EXERCISE MATERIAL:

*-*-*

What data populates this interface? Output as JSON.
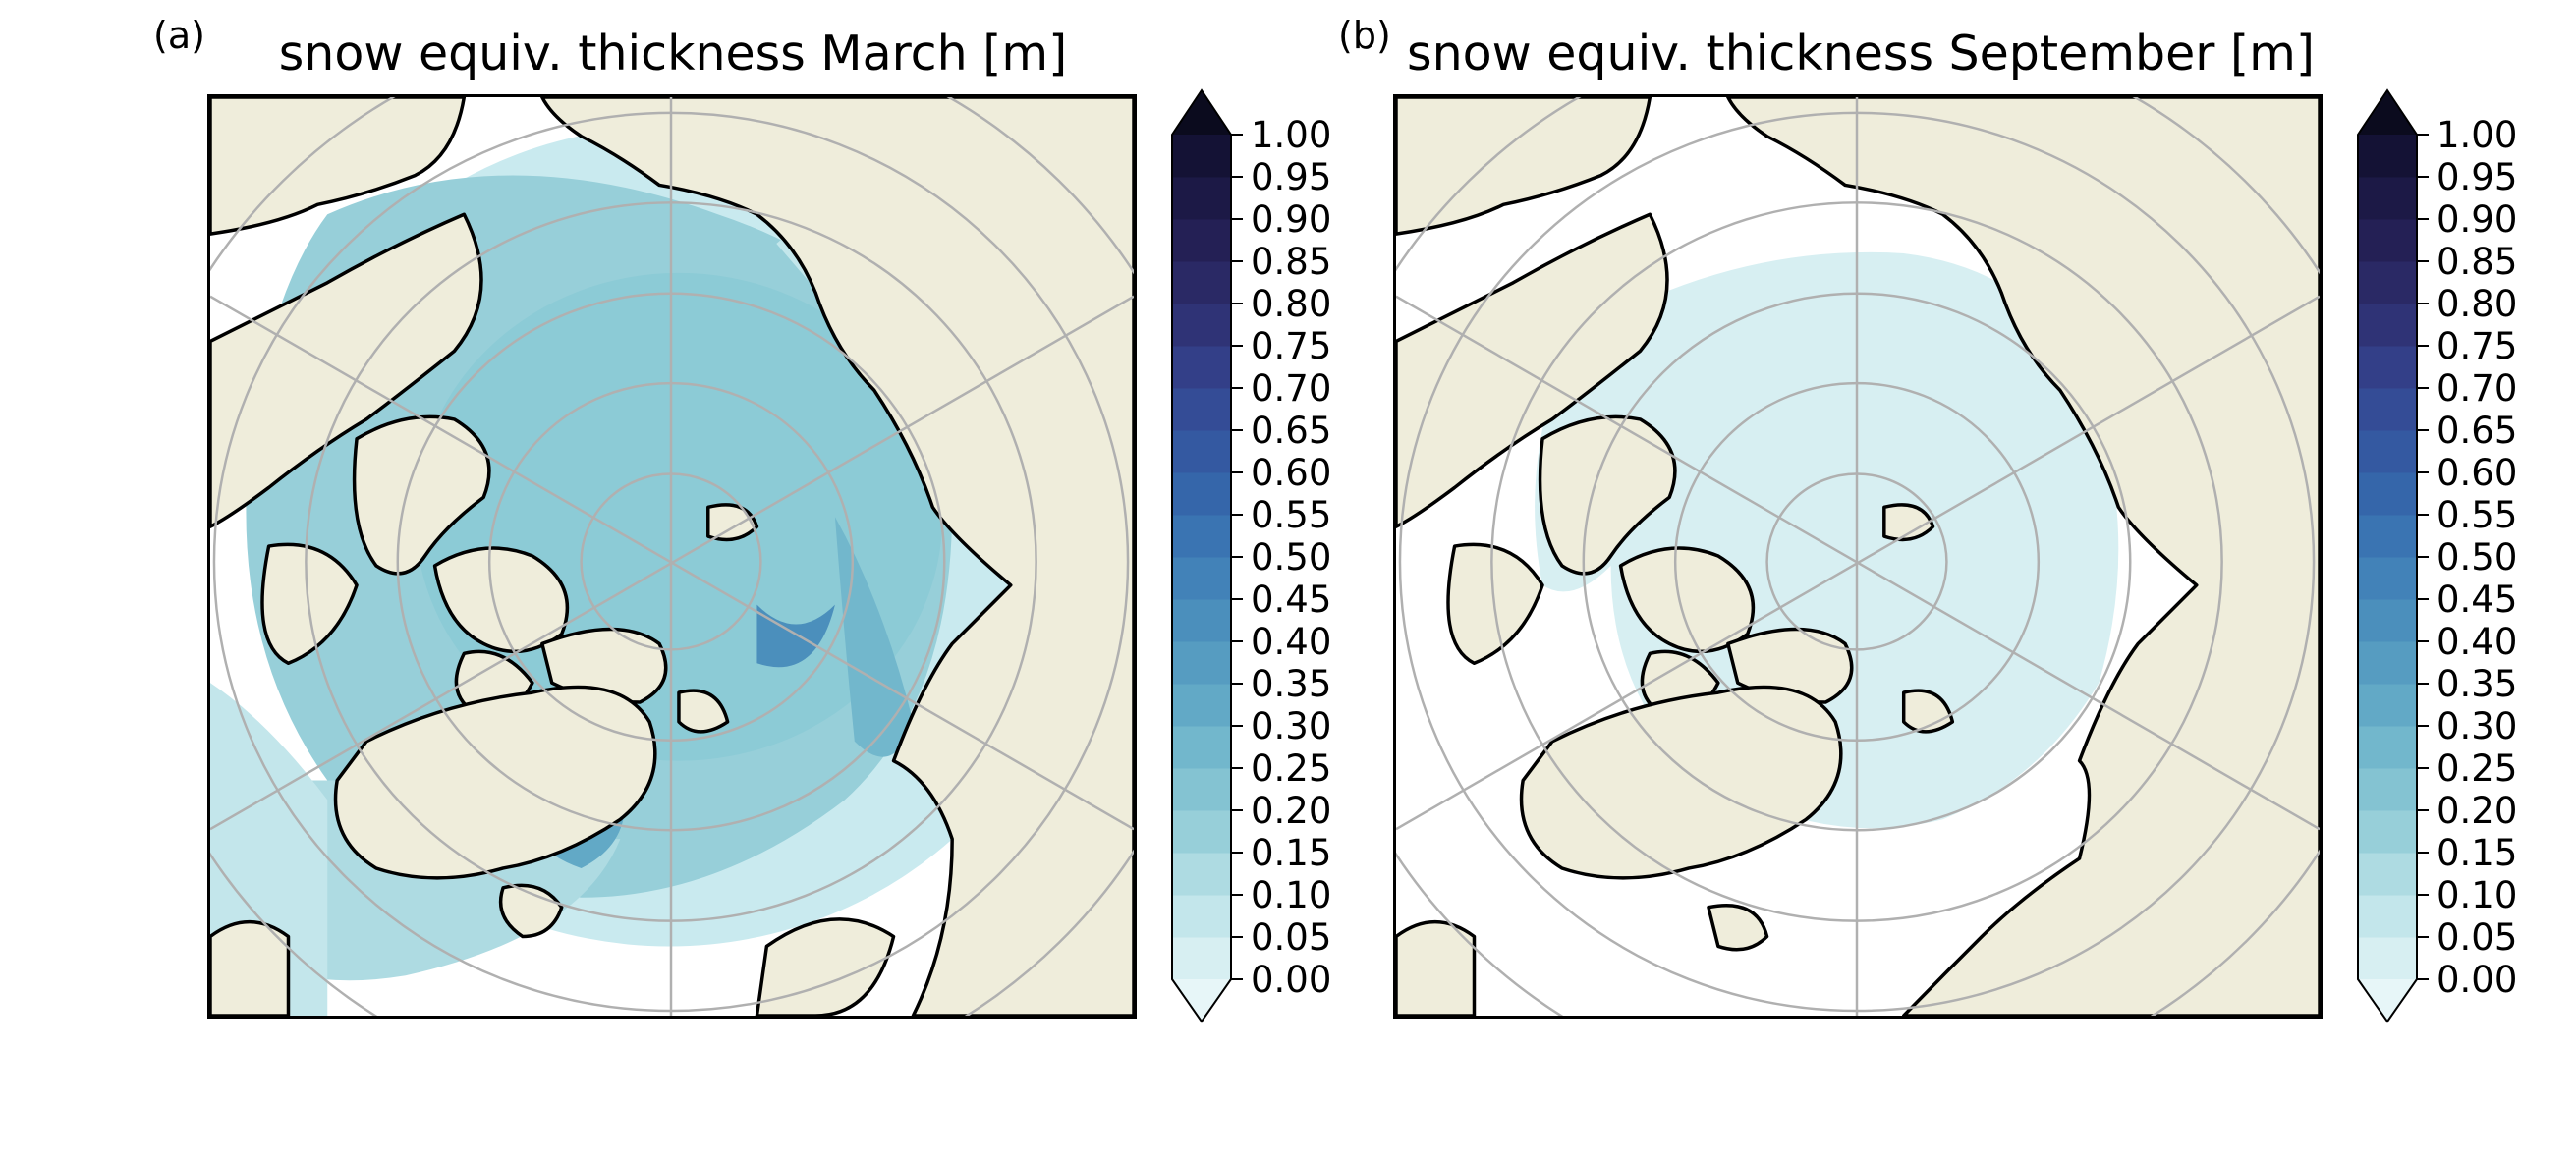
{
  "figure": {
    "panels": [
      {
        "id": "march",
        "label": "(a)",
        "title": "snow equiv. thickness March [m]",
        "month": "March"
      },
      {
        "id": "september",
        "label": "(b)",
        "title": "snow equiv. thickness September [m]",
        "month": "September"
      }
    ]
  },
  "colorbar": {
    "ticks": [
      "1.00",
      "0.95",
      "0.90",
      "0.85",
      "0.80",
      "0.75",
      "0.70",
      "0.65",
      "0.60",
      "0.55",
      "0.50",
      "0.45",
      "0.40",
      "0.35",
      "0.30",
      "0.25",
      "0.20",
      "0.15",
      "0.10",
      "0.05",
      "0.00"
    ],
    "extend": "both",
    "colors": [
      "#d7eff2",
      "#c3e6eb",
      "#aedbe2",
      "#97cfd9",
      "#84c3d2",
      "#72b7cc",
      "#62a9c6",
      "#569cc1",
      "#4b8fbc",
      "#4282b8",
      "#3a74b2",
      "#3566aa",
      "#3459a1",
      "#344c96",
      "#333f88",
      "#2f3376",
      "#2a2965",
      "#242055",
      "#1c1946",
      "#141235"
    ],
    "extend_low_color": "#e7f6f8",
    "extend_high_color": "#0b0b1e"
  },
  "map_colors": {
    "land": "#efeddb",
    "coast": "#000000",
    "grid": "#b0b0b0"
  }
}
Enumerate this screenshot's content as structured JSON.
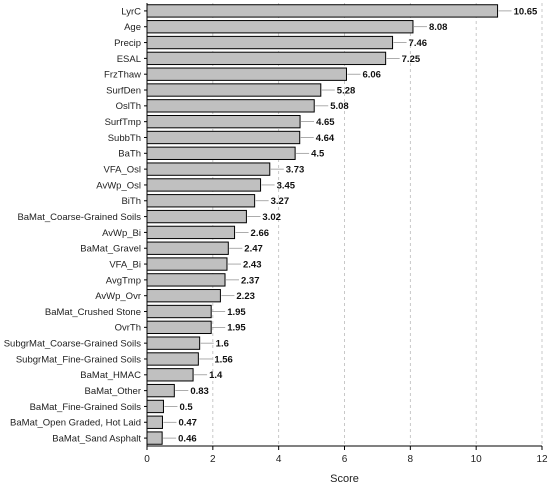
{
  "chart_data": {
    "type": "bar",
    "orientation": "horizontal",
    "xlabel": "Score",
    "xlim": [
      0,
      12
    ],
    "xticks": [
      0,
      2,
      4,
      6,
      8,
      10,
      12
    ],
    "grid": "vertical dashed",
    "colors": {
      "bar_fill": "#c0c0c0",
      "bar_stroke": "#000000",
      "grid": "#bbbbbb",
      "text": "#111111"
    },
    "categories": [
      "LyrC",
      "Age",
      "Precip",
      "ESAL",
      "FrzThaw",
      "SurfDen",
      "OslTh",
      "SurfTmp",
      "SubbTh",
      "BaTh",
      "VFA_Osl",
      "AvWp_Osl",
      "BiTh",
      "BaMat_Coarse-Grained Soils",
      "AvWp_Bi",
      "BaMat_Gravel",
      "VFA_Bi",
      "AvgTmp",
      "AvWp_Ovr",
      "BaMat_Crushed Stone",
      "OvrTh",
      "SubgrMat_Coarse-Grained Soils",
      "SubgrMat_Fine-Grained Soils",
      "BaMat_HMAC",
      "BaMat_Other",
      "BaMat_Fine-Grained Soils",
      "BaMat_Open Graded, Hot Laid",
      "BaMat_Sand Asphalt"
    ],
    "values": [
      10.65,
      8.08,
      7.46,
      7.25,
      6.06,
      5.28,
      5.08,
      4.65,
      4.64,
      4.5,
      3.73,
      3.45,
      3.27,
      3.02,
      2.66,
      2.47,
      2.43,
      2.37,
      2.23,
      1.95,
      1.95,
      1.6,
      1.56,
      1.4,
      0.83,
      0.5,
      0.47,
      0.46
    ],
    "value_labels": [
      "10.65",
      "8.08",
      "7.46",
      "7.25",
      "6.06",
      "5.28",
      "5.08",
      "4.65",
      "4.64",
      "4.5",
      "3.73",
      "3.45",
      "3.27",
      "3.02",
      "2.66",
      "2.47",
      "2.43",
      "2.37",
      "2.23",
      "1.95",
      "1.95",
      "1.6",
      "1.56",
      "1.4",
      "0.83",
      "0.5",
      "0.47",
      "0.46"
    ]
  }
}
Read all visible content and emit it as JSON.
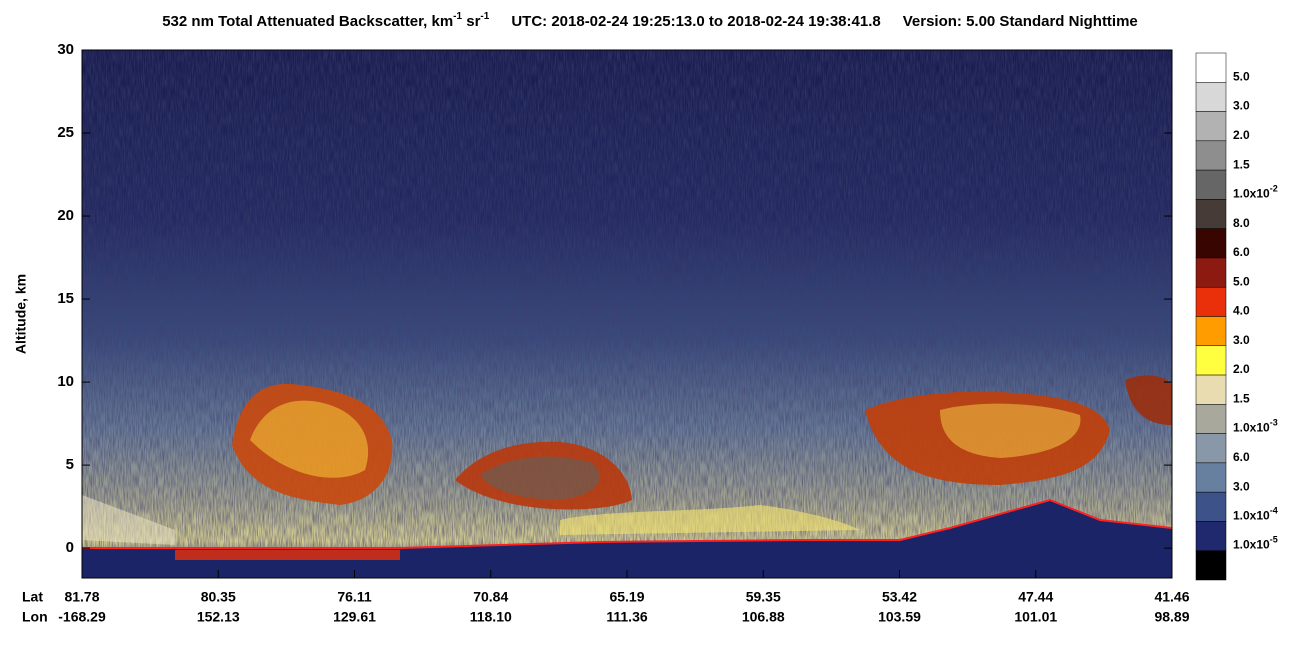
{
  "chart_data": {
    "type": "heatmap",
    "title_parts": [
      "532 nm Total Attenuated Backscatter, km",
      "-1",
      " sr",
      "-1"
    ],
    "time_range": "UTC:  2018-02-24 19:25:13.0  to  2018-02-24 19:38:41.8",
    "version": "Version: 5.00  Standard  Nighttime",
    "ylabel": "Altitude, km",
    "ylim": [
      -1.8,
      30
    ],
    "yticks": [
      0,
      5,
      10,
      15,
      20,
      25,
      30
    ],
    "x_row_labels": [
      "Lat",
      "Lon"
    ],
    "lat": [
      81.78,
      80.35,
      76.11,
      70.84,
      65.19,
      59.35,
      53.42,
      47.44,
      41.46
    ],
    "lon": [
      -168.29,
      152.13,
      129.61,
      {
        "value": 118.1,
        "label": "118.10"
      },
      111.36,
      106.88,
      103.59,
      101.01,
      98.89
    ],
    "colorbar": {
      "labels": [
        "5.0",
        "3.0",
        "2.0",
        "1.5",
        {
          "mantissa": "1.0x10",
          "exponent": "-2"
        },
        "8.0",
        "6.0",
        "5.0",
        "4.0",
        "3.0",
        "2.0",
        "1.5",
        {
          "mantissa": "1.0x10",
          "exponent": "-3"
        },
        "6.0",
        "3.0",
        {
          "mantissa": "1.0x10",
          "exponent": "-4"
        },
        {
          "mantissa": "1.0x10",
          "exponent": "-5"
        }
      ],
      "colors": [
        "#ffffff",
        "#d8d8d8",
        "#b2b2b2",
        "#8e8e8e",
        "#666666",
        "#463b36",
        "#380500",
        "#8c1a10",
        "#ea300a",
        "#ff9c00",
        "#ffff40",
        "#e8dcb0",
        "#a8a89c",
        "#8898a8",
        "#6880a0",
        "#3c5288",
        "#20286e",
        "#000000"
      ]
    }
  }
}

*-*-*

TASK: Without including the pictures, reproduce all entries exactly.

TASK RESPONSE:
What data populates this interface? Output as JSON.
{
  "figure": {
    "panels": [
      {
        "id": "march",
        "label": "(a)",
        "title": "snow equiv. thickness March [m]",
        "month": "March"
      },
      {
        "id": "september",
        "label": "(b)",
        "title": "snow equiv. thickness September [m]",
        "month": "September"
      }
    ]
  },
  "colorbar": {
    "ticks": [
      "1.00",
      "0.95",
      "0.90",
      "0.85",
      "0.80",
      "0.75",
      "0.70",
      "0.65",
      "0.60",
      "0.55",
      "0.50",
      "0.45",
      "0.40",
      "0.35",
      "0.30",
      "0.25",
      "0.20",
      "0.15",
      "0.10",
      "0.05",
      "0.00"
    ],
    "extend": "both",
    "colors": [
      "#d7eff2",
      "#c3e6eb",
      "#aedbe2",
      "#97cfd9",
      "#84c3d2",
      "#72b7cc",
      "#62a9c6",
      "#569cc1",
      "#4b8fbc",
      "#4282b8",
      "#3a74b2",
      "#3566aa",
      "#3459a1",
      "#344c96",
      "#333f88",
      "#2f3376",
      "#2a2965",
      "#242055",
      "#1c1946",
      "#141235"
    ],
    "extend_low_color": "#e7f6f8",
    "extend_high_color": "#0b0b1e"
  },
  "map_colors": {
    "land": "#efeddb",
    "coast": "#000000",
    "grid": "#b0b0b0"
  }
}
Enumerate this screenshot's content as structured JSON.
{
  "chart_data": {
    "type": "bar",
    "orientation": "horizontal",
    "xlabel": "Score",
    "xlim": [
      0,
      12
    ],
    "xticks": [
      0,
      2,
      4,
      6,
      8,
      10,
      12
    ],
    "grid": "vertical dashed",
    "colors": {
      "bar_fill": "#c0c0c0",
      "bar_stroke": "#000000",
      "grid": "#bbbbbb",
      "text": "#111111"
    },
    "categories": [
      "LyrC",
      "Age",
      "Precip",
      "ESAL",
      "FrzThaw",
      "SurfDen",
      "OslTh",
      "SurfTmp",
      "SubbTh",
      "BaTh",
      "VFA_Osl",
      "AvWp_Osl",
      "BiTh",
      "BaMat_Coarse-Grained Soils",
      "AvWp_Bi",
      "BaMat_Gravel",
      "VFA_Bi",
      "AvgTmp",
      "AvWp_Ovr",
      "BaMat_Crushed Stone",
      "OvrTh",
      "SubgrMat_Coarse-Grained Soils",
      "SubgrMat_Fine-Grained Soils",
      "BaMat_HMAC",
      "BaMat_Other",
      "BaMat_Fine-Grained Soils",
      "BaMat_Open Graded, Hot Laid",
      "BaMat_Sand Asphalt"
    ],
    "values": [
      10.65,
      8.08,
      7.46,
      7.25,
      6.06,
      5.28,
      5.08,
      4.65,
      4.64,
      4.5,
      3.73,
      3.45,
      3.27,
      3.02,
      2.66,
      2.47,
      2.43,
      2.37,
      2.23,
      1.95,
      1.95,
      1.6,
      1.56,
      1.4,
      0.83,
      0.5,
      0.47,
      0.46
    ],
    "value_labels": [
      "10.65",
      "8.08",
      "7.46",
      "7.25",
      "6.06",
      "5.28",
      "5.08",
      "4.65",
      "4.64",
      "4.5",
      "3.73",
      "3.45",
      "3.27",
      "3.02",
      "2.66",
      "2.47",
      "2.43",
      "2.37",
      "2.23",
      "1.95",
      "1.95",
      "1.6",
      "1.56",
      "1.4",
      "0.83",
      "0.5",
      "0.47",
      "0.46"
    ]
  }
}
Read all visible content and emit it as JSON.
{
  "chart_data": {
    "type": "heatmap",
    "title_parts": [
      "532 nm Total Attenuated Backscatter, km",
      "-1",
      " sr",
      "-1"
    ],
    "time_range": "UTC:  2018-02-24 19:25:13.0  to  2018-02-24 19:38:41.8",
    "version": "Version: 5.00  Standard  Nighttime",
    "ylabel": "Altitude, km",
    "ylim": [
      -1.8,
      30
    ],
    "yticks": [
      0,
      5,
      10,
      15,
      20,
      25,
      30
    ],
    "x_row_labels": [
      "Lat",
      "Lon"
    ],
    "lat": [
      81.78,
      80.35,
      76.11,
      70.84,
      65.19,
      59.35,
      53.42,
      47.44,
      41.46
    ],
    "lon": [
      -168.29,
      152.13,
      129.61,
      {
        "value": 118.1,
        "label": "118.10"
      },
      111.36,
      106.88,
      103.59,
      101.01,
      98.89
    ],
    "colorbar": {
      "labels": [
        "5.0",
        "3.0",
        "2.0",
        "1.5",
        {
          "mantissa": "1.0x10",
          "exponent": "-2"
        },
        "8.0",
        "6.0",
        "5.0",
        "4.0",
        "3.0",
        "2.0",
        "1.5",
        {
          "mantissa": "1.0x10",
          "exponent": "-3"
        },
        "6.0",
        "3.0",
        {
          "mantissa": "1.0x10",
          "exponent": "-4"
        },
        {
          "mantissa": "1.0x10",
          "exponent": "-5"
        }
      ],
      "colors": [
        "#ffffff",
        "#d8d8d8",
        "#b2b2b2",
        "#8e8e8e",
        "#666666",
        "#463b36",
        "#380500",
        "#8c1a10",
        "#ea300a",
        "#ff9c00",
        "#ffff40",
        "#e8dcb0",
        "#a8a89c",
        "#8898a8",
        "#6880a0",
        "#3c5288",
        "#20286e",
        "#000000"
      ]
    }
  }
}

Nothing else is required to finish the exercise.